*Task to complete*: Copy all of the following material line for line, with no changes.

────────────────────

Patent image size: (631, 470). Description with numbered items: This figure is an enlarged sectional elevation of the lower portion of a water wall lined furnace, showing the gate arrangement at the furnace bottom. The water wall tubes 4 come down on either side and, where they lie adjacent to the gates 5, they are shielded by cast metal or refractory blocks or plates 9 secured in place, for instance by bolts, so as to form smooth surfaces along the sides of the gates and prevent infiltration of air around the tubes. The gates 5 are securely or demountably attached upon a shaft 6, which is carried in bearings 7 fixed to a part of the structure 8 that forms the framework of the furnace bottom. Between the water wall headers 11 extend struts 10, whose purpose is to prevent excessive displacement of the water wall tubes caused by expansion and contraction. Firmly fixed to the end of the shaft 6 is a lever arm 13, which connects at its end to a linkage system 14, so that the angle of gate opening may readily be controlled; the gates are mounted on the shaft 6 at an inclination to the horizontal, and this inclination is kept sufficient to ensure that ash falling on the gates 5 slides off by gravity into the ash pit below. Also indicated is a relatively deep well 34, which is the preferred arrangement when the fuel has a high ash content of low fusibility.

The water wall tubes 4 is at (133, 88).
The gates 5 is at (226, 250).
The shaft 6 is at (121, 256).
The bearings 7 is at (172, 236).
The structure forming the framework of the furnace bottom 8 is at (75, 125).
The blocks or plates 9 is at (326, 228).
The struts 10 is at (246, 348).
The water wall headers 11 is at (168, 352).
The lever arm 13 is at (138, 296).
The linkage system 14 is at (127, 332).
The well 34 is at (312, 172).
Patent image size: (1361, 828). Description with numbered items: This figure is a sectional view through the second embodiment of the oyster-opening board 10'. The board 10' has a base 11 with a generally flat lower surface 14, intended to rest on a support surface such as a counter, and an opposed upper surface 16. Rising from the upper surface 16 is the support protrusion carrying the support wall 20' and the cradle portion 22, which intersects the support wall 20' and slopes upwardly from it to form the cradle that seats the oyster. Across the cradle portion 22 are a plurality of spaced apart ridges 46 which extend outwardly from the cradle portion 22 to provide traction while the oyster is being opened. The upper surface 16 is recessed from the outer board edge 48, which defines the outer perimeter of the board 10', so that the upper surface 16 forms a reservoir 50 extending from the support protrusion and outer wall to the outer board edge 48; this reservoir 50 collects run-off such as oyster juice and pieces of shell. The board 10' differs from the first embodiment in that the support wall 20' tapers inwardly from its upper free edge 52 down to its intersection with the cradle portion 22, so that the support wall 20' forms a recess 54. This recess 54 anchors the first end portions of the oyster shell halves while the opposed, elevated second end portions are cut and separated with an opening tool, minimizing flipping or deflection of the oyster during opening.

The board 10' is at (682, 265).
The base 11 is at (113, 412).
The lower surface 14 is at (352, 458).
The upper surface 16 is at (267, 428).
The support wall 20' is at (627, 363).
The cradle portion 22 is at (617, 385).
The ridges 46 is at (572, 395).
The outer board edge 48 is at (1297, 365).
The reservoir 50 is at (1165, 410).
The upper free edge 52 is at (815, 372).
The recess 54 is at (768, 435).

────────────────────

*Response to this task*:
Patent image size: (631, 470). Description with numbered items: This figure is an enlarged sectional elevation of the lower portion of a water wall lined furnace, showing the gate arrangement at the furnace bottom. The water wall tubes 4 come down on either side and, where they lie adjacent to the gates 5, they are shielded by cast metal or refractory blocks or plates 9 secured in place, for instance by bolts, so as to form smooth surfaces along the sides of the gates and prevent infiltration of air around the tubes. The gates 5 are securely or demountably attached upon a shaft 6, which is carried in bearings 7 fixed to a part of the structure 8 that forms the framework of the furnace bottom. Between the water wall headers 11 extend struts 10, whose purpose is to prevent excessive displacement of the water wall tubes caused by expansion and contraction. Firmly fixed to the end of the shaft 6 is a lever arm 13, which connects at its end to a linkage system 14, so that the angle of gate opening may readily be controlled; the gates are mounted on the shaft 6 at an inclination to the horizontal, and this inclination is kept sufficient to ensure that ash falling on the gates 5 slides off by gravity into the ash pit below. Also indicated is a relatively deep well 34, which is the preferred arrangement when the fuel has a high ash content of low fusibility.

The water wall tubes 4 is at (133, 88).
The gates 5 is at (226, 250).
The shaft 6 is at (121, 256).
The bearings 7 is at (172, 236).
The structure forming the framework of the furnace bottom 8 is at (75, 125).
The blocks or plates 9 is at (326, 228).
The struts 10 is at (246, 348).
The water wall headers 11 is at (168, 352).
The lever arm 13 is at (138, 296).
The linkage system 14 is at (127, 332).
The well 34 is at (312, 172).
Patent image size: (1361, 828). Description with numbered items: This figure is a sectional view through the second embodiment of the oyster-opening board 10'. The board 10' has a base 11 with a generally flat lower surface 14, intended to rest on a support surface such as a counter, and an opposed upper surface 16. Rising from the upper surface 16 is the support protrusion carrying the support wall 20' and the cradle portion 22, which intersects the support wall 20' and slopes upwardly from it to form the cradle that seats the oyster. Across the cradle portion 22 are a plurality of spaced apart ridges 46 which extend outwardly from the cradle portion 22 to provide traction while the oyster is being opened. The upper surface 16 is recessed from the outer board edge 48, which defines the outer perimeter of the board 10', so that the upper surface 16 forms a reservoir 50 extending from the support protrusion and outer wall to the outer board edge 48; this reservoir 50 collects run-off such as oyster juice and pieces of shell. The board 10' differs from the first embodiment in that the support wall 20' tapers inwardly from its upper free edge 52 down to its intersection with the cradle portion 22, so that the support wall 20' forms a recess 54. This recess 54 anchors the first end portions of the oyster shell halves while the opposed, elevated second end portions are cut and separated with an opening tool, minimizing flipping or deflection of the oyster during opening.

The board 10' is at (682, 265).
The base 11 is at (113, 412).
The lower surface 14 is at (352, 458).
The upper surface 16 is at (267, 428).
The support wall 20' is at (627, 363).
The cradle portion 22 is at (617, 385).
The ridges 46 is at (572, 395).
The outer board edge 48 is at (1297, 365).
The reservoir 50 is at (1165, 410).
The upper free edge 52 is at (815, 372).
The recess 54 is at (768, 435).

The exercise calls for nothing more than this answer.